— start of Data supplied —

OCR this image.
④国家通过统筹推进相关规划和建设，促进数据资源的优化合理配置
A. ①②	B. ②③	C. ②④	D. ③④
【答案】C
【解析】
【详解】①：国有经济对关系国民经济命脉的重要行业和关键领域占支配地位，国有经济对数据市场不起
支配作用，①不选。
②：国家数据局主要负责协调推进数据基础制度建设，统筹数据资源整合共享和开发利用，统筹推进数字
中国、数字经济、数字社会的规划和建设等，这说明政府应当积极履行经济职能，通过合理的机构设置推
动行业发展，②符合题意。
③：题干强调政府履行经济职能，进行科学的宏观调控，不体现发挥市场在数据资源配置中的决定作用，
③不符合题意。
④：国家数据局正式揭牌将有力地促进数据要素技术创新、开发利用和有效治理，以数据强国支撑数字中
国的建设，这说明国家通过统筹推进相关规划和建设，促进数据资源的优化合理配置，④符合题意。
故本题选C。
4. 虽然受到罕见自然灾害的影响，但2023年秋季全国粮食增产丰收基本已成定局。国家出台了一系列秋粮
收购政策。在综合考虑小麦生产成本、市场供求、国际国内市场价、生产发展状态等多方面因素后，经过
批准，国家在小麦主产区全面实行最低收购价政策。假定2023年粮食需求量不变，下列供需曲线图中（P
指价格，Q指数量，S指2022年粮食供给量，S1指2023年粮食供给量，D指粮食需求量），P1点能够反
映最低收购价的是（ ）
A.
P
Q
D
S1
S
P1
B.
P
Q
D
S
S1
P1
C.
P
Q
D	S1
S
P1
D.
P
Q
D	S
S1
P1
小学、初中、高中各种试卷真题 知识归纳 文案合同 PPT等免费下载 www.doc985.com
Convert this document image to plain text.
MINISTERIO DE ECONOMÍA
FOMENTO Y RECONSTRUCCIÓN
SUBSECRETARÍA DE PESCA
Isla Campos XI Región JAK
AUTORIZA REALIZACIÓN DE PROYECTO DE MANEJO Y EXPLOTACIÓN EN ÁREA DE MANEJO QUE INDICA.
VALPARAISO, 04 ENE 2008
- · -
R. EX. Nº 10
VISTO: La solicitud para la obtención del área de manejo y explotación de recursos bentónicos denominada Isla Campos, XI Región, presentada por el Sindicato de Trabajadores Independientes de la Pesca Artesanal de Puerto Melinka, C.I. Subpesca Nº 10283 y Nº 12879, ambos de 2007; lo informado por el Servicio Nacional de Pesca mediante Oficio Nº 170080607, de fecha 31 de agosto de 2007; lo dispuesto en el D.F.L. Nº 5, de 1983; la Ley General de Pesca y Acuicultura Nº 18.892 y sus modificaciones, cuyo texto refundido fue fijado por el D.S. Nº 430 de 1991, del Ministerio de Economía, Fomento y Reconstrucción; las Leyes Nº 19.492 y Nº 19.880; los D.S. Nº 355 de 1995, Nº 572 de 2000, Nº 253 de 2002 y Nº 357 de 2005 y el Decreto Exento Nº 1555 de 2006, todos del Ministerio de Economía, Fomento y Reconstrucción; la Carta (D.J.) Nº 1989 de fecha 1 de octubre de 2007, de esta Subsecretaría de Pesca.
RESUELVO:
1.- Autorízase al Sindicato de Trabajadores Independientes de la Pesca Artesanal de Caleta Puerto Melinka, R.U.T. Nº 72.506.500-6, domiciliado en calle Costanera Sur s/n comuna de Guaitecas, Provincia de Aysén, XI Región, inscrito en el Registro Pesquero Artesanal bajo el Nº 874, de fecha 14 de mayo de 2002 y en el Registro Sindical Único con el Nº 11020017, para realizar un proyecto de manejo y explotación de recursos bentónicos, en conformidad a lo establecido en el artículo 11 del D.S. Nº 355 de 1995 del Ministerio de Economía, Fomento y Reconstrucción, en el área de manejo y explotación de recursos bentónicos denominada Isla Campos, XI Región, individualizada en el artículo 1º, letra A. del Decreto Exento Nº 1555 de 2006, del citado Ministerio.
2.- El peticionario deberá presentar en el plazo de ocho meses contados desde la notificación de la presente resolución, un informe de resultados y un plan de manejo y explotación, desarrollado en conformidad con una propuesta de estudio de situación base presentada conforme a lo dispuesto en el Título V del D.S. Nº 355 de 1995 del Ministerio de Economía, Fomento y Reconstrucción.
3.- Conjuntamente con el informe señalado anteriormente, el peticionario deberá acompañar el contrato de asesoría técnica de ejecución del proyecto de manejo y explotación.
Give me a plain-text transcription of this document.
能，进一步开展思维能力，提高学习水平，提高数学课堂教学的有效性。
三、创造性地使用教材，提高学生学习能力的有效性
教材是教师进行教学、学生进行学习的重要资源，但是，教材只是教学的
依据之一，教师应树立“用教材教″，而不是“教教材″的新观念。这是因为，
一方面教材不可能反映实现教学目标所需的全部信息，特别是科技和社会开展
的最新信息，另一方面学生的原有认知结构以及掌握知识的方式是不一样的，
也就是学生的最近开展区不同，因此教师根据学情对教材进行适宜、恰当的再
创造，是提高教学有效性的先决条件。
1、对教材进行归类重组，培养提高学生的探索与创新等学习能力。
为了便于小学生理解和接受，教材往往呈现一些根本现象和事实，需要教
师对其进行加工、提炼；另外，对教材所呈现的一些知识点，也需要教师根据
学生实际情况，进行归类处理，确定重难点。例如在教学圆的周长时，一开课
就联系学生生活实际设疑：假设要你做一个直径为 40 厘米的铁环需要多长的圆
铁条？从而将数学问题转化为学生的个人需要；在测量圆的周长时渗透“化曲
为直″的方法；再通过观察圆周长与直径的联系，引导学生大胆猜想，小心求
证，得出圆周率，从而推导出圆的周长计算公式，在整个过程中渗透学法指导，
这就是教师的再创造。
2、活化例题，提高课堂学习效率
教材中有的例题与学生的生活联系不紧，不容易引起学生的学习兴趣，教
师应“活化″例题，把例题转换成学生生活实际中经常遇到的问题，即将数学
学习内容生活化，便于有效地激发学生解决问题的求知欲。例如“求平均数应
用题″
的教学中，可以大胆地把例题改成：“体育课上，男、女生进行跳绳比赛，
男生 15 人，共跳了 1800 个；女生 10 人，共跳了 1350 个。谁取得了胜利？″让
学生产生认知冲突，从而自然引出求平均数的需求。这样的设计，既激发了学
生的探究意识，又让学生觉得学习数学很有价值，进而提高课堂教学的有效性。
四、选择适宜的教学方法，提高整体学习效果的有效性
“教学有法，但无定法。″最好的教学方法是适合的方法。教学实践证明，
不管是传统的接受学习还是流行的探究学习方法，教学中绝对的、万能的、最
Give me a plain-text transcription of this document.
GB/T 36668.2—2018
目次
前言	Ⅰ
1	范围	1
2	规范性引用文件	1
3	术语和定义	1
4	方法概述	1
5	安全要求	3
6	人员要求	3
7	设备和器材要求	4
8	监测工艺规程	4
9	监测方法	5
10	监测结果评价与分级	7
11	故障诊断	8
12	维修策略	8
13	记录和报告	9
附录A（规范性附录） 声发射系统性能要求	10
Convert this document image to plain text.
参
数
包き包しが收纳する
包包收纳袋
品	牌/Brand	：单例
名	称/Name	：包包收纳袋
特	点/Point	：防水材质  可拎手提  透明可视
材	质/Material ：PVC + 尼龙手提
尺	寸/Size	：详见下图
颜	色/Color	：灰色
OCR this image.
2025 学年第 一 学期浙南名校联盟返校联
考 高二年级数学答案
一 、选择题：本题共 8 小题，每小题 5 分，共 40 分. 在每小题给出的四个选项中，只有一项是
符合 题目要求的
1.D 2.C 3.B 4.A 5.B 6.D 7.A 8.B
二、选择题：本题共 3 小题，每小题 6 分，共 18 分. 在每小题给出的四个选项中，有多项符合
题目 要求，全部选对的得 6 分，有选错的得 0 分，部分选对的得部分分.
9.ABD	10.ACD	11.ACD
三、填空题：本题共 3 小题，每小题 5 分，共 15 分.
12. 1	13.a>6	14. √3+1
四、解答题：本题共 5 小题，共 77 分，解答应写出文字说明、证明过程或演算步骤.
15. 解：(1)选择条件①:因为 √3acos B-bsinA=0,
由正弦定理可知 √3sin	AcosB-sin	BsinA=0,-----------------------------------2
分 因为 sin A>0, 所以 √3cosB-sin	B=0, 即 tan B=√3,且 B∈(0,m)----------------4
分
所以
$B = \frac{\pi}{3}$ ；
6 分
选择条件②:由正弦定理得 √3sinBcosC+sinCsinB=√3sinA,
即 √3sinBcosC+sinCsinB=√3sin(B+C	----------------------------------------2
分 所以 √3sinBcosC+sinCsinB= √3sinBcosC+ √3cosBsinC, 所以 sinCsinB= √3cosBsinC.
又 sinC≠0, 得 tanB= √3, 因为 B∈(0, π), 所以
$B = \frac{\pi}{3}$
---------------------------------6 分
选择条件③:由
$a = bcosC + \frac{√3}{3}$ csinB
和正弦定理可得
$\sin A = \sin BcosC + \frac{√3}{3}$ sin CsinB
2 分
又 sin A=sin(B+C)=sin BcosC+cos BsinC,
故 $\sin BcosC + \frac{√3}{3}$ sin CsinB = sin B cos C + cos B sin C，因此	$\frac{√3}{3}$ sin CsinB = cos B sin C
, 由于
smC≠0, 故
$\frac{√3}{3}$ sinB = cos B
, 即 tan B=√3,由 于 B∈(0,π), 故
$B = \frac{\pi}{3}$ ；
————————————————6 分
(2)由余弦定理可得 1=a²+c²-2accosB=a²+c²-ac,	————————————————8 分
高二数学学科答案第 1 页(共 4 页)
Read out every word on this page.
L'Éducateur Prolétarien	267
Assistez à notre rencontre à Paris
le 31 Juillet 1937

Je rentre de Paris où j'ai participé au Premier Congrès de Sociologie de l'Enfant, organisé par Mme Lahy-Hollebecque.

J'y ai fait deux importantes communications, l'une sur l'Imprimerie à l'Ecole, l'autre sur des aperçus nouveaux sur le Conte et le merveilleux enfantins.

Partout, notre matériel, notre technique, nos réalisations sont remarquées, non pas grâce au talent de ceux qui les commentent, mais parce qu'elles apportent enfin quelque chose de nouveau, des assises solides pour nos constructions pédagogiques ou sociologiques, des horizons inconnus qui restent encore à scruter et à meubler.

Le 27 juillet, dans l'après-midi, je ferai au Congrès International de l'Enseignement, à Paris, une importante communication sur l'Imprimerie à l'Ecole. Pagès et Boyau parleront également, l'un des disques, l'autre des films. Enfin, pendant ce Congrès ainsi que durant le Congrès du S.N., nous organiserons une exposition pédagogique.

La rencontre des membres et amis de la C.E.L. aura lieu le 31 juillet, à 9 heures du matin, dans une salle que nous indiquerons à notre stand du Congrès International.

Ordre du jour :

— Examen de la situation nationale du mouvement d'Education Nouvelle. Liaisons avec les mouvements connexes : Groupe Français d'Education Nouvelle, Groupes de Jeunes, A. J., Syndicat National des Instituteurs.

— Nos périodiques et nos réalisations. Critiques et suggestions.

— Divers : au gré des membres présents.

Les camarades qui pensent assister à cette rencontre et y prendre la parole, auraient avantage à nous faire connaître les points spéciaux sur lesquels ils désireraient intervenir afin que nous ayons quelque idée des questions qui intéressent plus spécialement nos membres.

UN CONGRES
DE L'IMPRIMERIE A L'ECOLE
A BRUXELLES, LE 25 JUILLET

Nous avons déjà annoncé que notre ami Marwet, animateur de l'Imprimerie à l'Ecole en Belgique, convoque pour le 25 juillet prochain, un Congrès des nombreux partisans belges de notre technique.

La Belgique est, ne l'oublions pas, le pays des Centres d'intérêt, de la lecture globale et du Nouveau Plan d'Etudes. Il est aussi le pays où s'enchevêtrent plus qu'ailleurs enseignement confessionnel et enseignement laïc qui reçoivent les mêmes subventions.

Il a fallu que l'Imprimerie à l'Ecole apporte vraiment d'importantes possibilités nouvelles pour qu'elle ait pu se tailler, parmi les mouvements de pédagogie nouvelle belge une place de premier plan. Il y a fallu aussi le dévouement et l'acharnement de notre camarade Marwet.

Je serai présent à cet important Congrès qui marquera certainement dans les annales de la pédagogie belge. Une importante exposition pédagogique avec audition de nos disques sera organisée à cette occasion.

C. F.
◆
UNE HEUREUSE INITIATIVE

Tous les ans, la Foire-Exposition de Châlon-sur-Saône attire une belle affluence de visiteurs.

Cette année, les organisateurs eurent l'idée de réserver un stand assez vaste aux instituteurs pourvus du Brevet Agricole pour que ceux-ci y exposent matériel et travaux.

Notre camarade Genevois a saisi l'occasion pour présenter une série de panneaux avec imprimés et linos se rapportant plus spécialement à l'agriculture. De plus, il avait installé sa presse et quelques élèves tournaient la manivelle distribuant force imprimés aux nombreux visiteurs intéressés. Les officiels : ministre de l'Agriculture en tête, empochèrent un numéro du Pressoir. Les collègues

— end of Data supplied —

* Problem statement
In the entries above, find each line with the word "réalisations" and show it.

* Correct response
Partout, notre matériel, notre technique, nos réalisations sont remarquées, non pas grâce au talent de ceux qui les commentent, mais parce qu'elles apportent enfin quelque chose de nouveau, des assises solides pour nos constructions pédagogiques ou sociologiques, des horizons inconnus qui restent encore à scruter et à meubler.
— Nos périodiques et nos réalisations. Critiques et suggestions.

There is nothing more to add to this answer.